TEXTE À LIRE —

>>>>

Surfant sur des faits divers mis en exergue par les médias, le jeu politique du moment fait apparaître les polémiques autour de la personne des candidats, devenue thème dominant du prochain tour de l’élection présidentielle. Éclipsant les débats essentiels sur la crise économique, le chômage, l’éducation, les inégalités sociales, la lutte contre la menace terroriste etc., le score psychologique et physique des postulants apparaît en permanence sous une lumière crue et semble devenir le premier enjeu des prochaines élections. Une espèce de fureur paroxystique semble désormais animer une campagne où chacun joue son va-tout. Pour les détracteurs de l’un, c’est l’irresponsabilité, l’instabilité émotionnelle, le comportement erratique et les réactions de colère vis-à-vis de ceux qui ne lui reconnaissent pas un statut de dominant. Pour les opposants de l’autre, une absence totale d’humilité, la posture d’un leader politique qui aurait tout fait et tout vu mais qui est desservi par son âge avancé, à leurs yeux nullement un atout mais un handicap. La campagne présidentielle constitue de ce point de vue un recul en politique par rapport aux Législatives qui avaient suscité de vifs espoirs de progrès dans le respect des grandes règles de morale. Le constat n’est donc pas très brillant, car la manière dont les thèmes de campagne sont traités devient inquiétante. Rien de sérieux, de responsable ni de pertinent sur des questions pourtant censées engager l’avenir du pays.

<<<<

CONSIGNE 1 — Mettez sous forme de tableau Markdown les enregistrements, du tout début jusqu'à la ligne qui contient "table-row: b2,2664,5322,2662,266 [35,946,1119,969]" comprise, avec une colonne « N° » pour le numéro et une colonne « Ligne » pour la ligne, sans garder les lignes vides.
Le texte et les enregistrements n'ont aucun lien entre eux.

DONNÉES FOURNIES —
>>>>

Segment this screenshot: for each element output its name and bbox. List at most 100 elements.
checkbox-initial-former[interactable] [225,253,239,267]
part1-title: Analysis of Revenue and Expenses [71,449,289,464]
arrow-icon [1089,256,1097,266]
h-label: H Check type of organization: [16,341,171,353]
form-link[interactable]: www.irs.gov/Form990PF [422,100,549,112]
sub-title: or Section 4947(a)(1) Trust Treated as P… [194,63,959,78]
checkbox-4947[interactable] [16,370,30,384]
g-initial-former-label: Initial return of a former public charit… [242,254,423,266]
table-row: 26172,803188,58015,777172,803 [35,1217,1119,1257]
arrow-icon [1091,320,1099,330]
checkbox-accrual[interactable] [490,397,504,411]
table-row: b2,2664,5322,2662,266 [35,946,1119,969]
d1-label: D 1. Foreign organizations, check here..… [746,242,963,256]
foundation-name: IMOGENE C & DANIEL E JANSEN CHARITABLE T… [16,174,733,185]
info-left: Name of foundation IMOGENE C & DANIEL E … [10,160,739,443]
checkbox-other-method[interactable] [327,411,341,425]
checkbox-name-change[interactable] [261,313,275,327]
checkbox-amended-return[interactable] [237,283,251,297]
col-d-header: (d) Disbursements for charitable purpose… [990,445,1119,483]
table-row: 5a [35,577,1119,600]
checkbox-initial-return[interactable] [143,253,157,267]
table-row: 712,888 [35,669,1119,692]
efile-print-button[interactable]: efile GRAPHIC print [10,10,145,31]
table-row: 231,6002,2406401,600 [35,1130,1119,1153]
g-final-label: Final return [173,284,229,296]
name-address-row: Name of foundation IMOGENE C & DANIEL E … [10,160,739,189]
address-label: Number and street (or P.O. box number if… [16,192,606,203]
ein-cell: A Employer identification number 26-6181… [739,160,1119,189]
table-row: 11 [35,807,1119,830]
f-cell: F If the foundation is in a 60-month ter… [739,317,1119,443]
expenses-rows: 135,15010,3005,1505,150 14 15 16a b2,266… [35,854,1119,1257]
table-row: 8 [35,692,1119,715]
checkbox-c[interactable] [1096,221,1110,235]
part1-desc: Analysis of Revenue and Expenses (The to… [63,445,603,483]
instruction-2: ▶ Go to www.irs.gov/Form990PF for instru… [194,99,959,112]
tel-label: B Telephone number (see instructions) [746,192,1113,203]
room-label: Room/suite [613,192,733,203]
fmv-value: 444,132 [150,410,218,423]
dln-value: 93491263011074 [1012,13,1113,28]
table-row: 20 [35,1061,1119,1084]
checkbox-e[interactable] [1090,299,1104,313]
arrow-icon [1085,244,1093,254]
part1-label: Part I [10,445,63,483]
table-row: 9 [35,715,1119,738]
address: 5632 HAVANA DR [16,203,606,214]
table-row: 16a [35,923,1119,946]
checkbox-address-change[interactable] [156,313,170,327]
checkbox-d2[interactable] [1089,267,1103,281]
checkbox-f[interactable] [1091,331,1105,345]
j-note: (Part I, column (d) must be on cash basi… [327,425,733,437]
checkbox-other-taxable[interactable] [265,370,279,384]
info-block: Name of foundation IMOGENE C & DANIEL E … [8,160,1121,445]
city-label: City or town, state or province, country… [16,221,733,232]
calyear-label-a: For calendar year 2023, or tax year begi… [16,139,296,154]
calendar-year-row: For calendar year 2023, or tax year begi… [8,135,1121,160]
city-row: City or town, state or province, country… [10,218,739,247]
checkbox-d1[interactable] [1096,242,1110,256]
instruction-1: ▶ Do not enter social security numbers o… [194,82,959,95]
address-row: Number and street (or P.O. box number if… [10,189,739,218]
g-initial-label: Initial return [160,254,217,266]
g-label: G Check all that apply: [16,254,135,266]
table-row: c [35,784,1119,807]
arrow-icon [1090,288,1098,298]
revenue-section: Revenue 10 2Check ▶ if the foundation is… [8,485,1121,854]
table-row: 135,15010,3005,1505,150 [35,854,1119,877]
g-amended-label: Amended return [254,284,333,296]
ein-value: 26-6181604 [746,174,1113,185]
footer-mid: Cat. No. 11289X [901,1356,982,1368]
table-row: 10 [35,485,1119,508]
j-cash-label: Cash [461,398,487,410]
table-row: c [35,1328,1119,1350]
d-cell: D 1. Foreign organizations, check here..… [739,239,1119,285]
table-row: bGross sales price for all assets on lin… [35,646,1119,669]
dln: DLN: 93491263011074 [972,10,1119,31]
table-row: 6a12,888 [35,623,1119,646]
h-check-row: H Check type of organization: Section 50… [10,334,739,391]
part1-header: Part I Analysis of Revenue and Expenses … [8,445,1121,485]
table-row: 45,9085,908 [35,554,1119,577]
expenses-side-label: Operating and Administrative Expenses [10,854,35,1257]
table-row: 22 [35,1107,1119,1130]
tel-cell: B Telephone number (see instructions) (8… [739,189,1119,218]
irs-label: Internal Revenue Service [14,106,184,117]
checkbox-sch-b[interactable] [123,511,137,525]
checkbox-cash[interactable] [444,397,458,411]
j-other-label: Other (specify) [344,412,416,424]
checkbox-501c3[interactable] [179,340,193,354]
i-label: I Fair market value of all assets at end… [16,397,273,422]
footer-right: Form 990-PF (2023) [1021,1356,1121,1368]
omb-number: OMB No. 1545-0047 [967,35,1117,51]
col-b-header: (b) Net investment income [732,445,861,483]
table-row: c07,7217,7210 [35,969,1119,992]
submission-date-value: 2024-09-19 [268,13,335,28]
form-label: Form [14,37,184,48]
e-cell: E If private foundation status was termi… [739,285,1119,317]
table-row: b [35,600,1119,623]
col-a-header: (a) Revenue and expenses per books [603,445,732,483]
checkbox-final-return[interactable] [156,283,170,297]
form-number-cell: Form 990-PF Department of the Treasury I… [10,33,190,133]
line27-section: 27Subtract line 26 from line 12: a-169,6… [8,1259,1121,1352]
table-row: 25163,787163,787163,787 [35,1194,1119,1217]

<<<<

CONSIGNE 2 —
Répondez à ces questions sur le texte consacré à la campagne présidentielle :
(a) Quels débats essentiels se retrouvent éclipsés ?
(b) Qu'est-ce que les opposants de l'autre candidat voient comme un handicap chez lui ?
(c) Par rapport à quelles élections la campagne présidentielle marque-t-elle un recul ?

CORRIGÉ 1 —
| N° | Ligne |
|---|---|
| 1 | Segment this screenshot: for each element output its name and bbox. List at most 100 elements. |
| 2 | checkbox-initial-former[interactable] [225,253,239,267] |
| 3 | part1-title: Analysis of Revenue and Expenses [71,449,289,464] |
| 4 | arrow-icon [1089,256,1097,266] |
| 5 | h-label: H Check type of organization: [16,341,171,353] |
| 6 | form-link[interactable]: www.irs.gov/Form990PF [422,100,549,112] |
| 7 | sub-title: or Section 4947(a)(1) Trust Treated as P… [194,63,959,78] |
| 8 | checkbox-4947[interactable] [16,370,30,384] |
| 9 | g-initial-former-label: Initial return of a former public charit… [242,254,423,266] |
| 10 | table-row: 26172,803188,58015,777172,803 [35,1217,1119,1257] |
| 11 | arrow-icon [1091,320,1099,330] |
| 12 | checkbox-accrual[interactable] [490,397,504,411] |
| 13 | table-row: b2,2664,5322,2662,266 [35,946,1119,969] |

CORRIGÉ 2 —
(a) Les débats sur la crise économique, le chômage, l'éducation, les inégalités sociales et la lutte contre la menace terroriste.
(b) Son âge avancé.
(c) Les Législatives.